# Brief
Extract every line that contains the string "down".

# Working data

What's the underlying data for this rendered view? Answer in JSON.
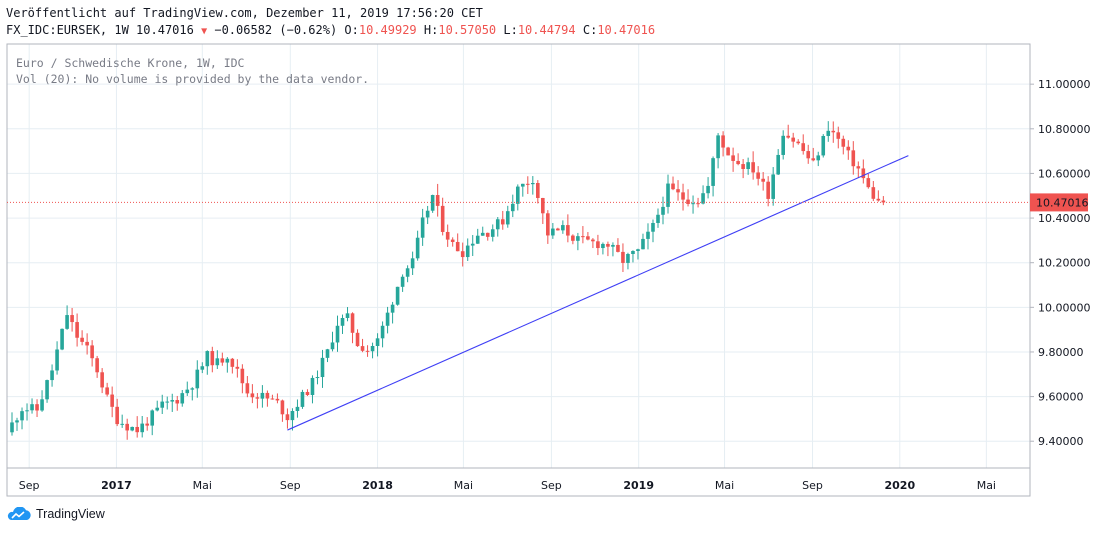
{
  "header": {
    "published": "Veröffentlicht auf TradingView.com, Dezember 11, 2019 17:56:20 CET",
    "symbol_line": "FX_IDC:EURSEK, 1W 10.47016",
    "change": "−0.06582 (−0.62%)",
    "open_label": "O:",
    "open": "10.49929",
    "high_label": "H:",
    "high": "10.57050",
    "low_label": "L:",
    "low": "10.44794",
    "close_label": "C:",
    "close": "10.47016"
  },
  "legend": {
    "series_title": "Euro / Schwedische Krone, 1W, IDC",
    "volume_note": "Vol (20): No volume is provided by the data vendor."
  },
  "footer": {
    "brand": "TradingView"
  },
  "colors": {
    "up": "#26a69a",
    "down": "#ef5350",
    "trendline": "#3f3ff5",
    "price_tag": "#ef5350",
    "grid": "#e6eef3"
  },
  "icons": {
    "footer_logo": "tradingview-cloud-icon",
    "change_marker": "down-triangle-icon"
  },
  "chart_data": {
    "type": "candlestick",
    "timeframe": "1W",
    "grid": true,
    "y_axis": {
      "side": "right",
      "ylim": [
        9.28,
        11.18
      ],
      "ticks": [
        "9.40000",
        "9.60000",
        "9.80000",
        "10.00000",
        "10.20000",
        "10.40000",
        "10.60000",
        "10.80000",
        "11.00000"
      ]
    },
    "x_axis": {
      "ticks": [
        "Sep",
        "2017",
        "Mai",
        "Sep",
        "2018",
        "Mai",
        "Sep",
        "2019",
        "Mai",
        "Sep",
        "2020",
        "Mai"
      ]
    },
    "last_price": "10.47016",
    "anchors": [
      [
        "2016-08-08",
        9.44
      ],
      [
        "2016-08-29",
        9.55
      ],
      [
        "2016-09-19",
        9.54
      ],
      [
        "2016-10-10",
        9.72
      ],
      [
        "2016-10-31",
        9.97
      ],
      [
        "2016-11-14",
        9.87
      ],
      [
        "2016-11-28",
        9.81
      ],
      [
        "2016-12-12",
        9.72
      ],
      [
        "2016-12-26",
        9.59
      ],
      [
        "2017-01-09",
        9.5
      ],
      [
        "2017-01-23",
        9.47
      ],
      [
        "2017-02-06",
        9.45
      ],
      [
        "2017-02-20",
        9.49
      ],
      [
        "2017-03-13",
        9.56
      ],
      [
        "2017-04-03",
        9.59
      ],
      [
        "2017-04-24",
        9.66
      ],
      [
        "2017-05-15",
        9.78
      ],
      [
        "2017-05-29",
        9.75
      ],
      [
        "2017-06-12",
        9.79
      ],
      [
        "2017-06-26",
        9.71
      ],
      [
        "2017-07-10",
        9.62
      ],
      [
        "2017-07-31",
        9.6
      ],
      [
        "2017-08-21",
        9.57
      ],
      [
        "2017-09-04",
        9.51
      ],
      [
        "2017-09-18",
        9.57
      ],
      [
        "2017-10-09",
        9.66
      ],
      [
        "2017-10-30",
        9.8
      ],
      [
        "2017-11-13",
        9.93
      ],
      [
        "2017-11-27",
        9.95
      ],
      [
        "2017-12-11",
        9.84
      ],
      [
        "2017-12-25",
        9.81
      ],
      [
        "2018-01-08",
        9.85
      ],
      [
        "2018-01-22",
        9.97
      ],
      [
        "2018-02-12",
        10.16
      ],
      [
        "2018-02-26",
        10.2
      ],
      [
        "2018-03-12",
        10.38
      ],
      [
        "2018-03-26",
        10.5
      ],
      [
        "2018-04-09",
        10.36
      ],
      [
        "2018-04-23",
        10.28
      ],
      [
        "2018-05-07",
        10.25
      ],
      [
        "2018-05-28",
        10.33
      ],
      [
        "2018-06-11",
        10.34
      ],
      [
        "2018-07-02",
        10.39
      ],
      [
        "2018-07-23",
        10.53
      ],
      [
        "2018-08-13",
        10.58
      ],
      [
        "2018-09-03",
        10.33
      ],
      [
        "2018-09-24",
        10.35
      ],
      [
        "2018-10-15",
        10.3
      ],
      [
        "2018-11-05",
        10.29
      ],
      [
        "2018-11-26",
        10.28
      ],
      [
        "2018-12-17",
        10.21
      ],
      [
        "2019-01-07",
        10.25
      ],
      [
        "2019-01-28",
        10.36
      ],
      [
        "2019-02-18",
        10.53
      ],
      [
        "2019-03-11",
        10.49
      ],
      [
        "2019-04-01",
        10.48
      ],
      [
        "2019-04-15",
        10.54
      ],
      [
        "2019-04-29",
        10.77
      ],
      [
        "2019-05-13",
        10.69
      ],
      [
        "2019-05-27",
        10.65
      ],
      [
        "2019-06-17",
        10.62
      ],
      [
        "2019-07-08",
        10.51
      ],
      [
        "2019-07-29",
        10.79
      ],
      [
        "2019-08-19",
        10.73
      ],
      [
        "2019-09-09",
        10.64
      ],
      [
        "2019-09-30",
        10.81
      ],
      [
        "2019-10-14",
        10.75
      ],
      [
        "2019-10-28",
        10.68
      ],
      [
        "2019-11-11",
        10.62
      ],
      [
        "2019-11-25",
        10.53
      ],
      [
        "2019-12-09",
        10.47
      ]
    ],
    "trendline": {
      "start": [
        "2017-08-28",
        9.45
      ],
      "end": [
        "2020-01-13",
        10.68
      ]
    }
  }
}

# Completed exercise
    "down": "#ef5350",
    "change_marker": "down-triangle-icon"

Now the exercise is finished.